Problem description: Would you retype all of these records exactly?

[Excerpted records start]

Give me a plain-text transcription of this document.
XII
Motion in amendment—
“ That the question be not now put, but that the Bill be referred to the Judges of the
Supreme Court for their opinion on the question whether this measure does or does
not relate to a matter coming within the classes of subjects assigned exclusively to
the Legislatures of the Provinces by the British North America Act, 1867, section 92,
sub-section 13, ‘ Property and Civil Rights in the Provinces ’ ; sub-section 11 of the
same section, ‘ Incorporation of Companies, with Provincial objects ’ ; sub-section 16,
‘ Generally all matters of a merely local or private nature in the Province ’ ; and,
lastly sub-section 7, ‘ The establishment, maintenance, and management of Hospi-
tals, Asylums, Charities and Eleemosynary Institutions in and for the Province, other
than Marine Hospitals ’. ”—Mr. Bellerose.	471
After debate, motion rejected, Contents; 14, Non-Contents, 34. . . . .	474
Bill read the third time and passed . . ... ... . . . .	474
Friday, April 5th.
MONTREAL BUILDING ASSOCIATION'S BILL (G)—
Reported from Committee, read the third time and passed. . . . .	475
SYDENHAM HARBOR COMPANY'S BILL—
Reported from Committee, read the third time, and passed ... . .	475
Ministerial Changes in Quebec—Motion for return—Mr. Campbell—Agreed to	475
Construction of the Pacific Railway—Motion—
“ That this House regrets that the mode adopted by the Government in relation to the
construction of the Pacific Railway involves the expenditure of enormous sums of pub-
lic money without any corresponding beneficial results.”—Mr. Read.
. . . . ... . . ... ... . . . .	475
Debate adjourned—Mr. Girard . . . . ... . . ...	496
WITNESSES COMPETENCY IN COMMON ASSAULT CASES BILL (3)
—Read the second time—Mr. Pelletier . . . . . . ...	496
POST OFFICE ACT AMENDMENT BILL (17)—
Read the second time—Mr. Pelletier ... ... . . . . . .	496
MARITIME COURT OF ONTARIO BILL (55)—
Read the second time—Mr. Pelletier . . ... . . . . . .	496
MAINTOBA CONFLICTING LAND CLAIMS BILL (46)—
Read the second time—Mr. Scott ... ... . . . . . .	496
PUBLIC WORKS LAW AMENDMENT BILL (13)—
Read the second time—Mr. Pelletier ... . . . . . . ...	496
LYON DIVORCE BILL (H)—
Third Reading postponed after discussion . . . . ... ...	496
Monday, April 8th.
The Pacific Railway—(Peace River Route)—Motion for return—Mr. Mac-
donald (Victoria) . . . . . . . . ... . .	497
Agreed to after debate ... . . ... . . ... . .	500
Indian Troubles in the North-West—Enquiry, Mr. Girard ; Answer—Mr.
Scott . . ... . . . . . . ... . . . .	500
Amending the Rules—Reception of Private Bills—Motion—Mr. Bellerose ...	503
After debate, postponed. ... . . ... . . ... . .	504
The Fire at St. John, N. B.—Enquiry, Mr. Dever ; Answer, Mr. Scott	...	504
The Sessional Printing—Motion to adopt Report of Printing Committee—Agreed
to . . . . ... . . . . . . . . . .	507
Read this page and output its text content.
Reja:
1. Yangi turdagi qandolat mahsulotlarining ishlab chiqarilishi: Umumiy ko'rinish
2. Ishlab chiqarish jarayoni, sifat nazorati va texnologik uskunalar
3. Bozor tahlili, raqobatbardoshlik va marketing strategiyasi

[Excerpted records end]

Exercise response:
Give me a plain-text transcription of this document.
XII
Motion in amendment—
“ That the question be not now put, but that the Bill be referred to the Judges of the
Supreme Court for their opinion on the question whether this measure does or does
not relate to a matter coming within the classes of subjects assigned exclusively to
the Legislatures of the Provinces by the British North America Act, 1867, section 92,
sub-section 13, ‘ Property and Civil Rights in the Provinces ’ ; sub-section 11 of the
same section, ‘ Incorporation of Companies, with Provincial objects ’ ; sub-section 16,
‘ Generally all matters of a merely local or private nature in the Province ’ ; and,
lastly sub-section 7, ‘ The establishment, maintenance, and management of Hospi-
tals, Asylums, Charities and Eleemosynary Institutions in and for the Province, other
than Marine Hospitals ’. ”—Mr. Bellerose.	471
After debate, motion rejected, Contents; 14, Non-Contents, 34. . . . .	474
Bill read the third time and passed . . ... ... . . . .	474
Friday, April 5th.
MONTREAL BUILDING ASSOCIATION'S BILL (G)—
Reported from Committee, read the third time and passed. . . . .	475
SYDENHAM HARBOR COMPANY'S BILL—
Reported from Committee, read the third time, and passed ... . .	475
Ministerial Changes in Quebec—Motion for return—Mr. Campbell—Agreed to	475
Construction of the Pacific Railway—Motion—
“ That this House regrets that the mode adopted by the Government in relation to the
construction of the Pacific Railway involves the expenditure of enormous sums of pub-
lic money without any corresponding beneficial results.”—Mr. Read.
. . . . ... . . ... ... . . . .	475
Debate adjourned—Mr. Girard . . . . ... . . ...	496
WITNESSES COMPETENCY IN COMMON ASSAULT CASES BILL (3)
—Read the second time—Mr. Pelletier . . . . . . ...	496
POST OFFICE ACT AMENDMENT BILL (17)—
Read the second time—Mr. Pelletier ... ... . . . . . .	496
MARITIME COURT OF ONTARIO BILL (55)—
Read the second time—Mr. Pelletier . . ... . . . . . .	496
MAINTOBA CONFLICTING LAND CLAIMS BILL (46)—
Read the second time—Mr. Scott ... ... . . . . . .	496
PUBLIC WORKS LAW AMENDMENT BILL (13)—
Read the second time—Mr. Pelletier ... . . . . . . ...	496
LYON DIVORCE BILL (H)—
Third Reading postponed after discussion . . . . ... ...	496
Monday, April 8th.
The Pacific Railway—(Peace River Route)—Motion for return—Mr. Mac-
donald (Victoria) . . . . . . . . ... . .	497
Agreed to after debate ... . . ... . . ... . .	500
Indian Troubles in the North-West—Enquiry, Mr. Girard ; Answer—Mr.
Scott . . ... . . . . . . ... . . . .	500
Amending the Rules—Reception of Private Bills—Motion—Mr. Bellerose ...	503
After debate, postponed. ... . . ... . . ... . .	504
The Fire at St. John, N. B.—Enquiry, Mr. Dever ; Answer, Mr. Scott	...	504
The Sessional Printing—Motion to adopt Report of Printing Committee—Agreed
to . . . . ... . . . . . . . . . .	507
Read this page and output its text content.
Reja:
1. Yangi turdagi qandolat mahsulotlarining ishlab chiqarilishi: Umumiy ko'rinish
2. Ishlab chiqarish jarayoni, sifat nazorati va texnologik uskunalar
3. Bozor tahlili, raqobatbardoshlik va marketing strategiyasi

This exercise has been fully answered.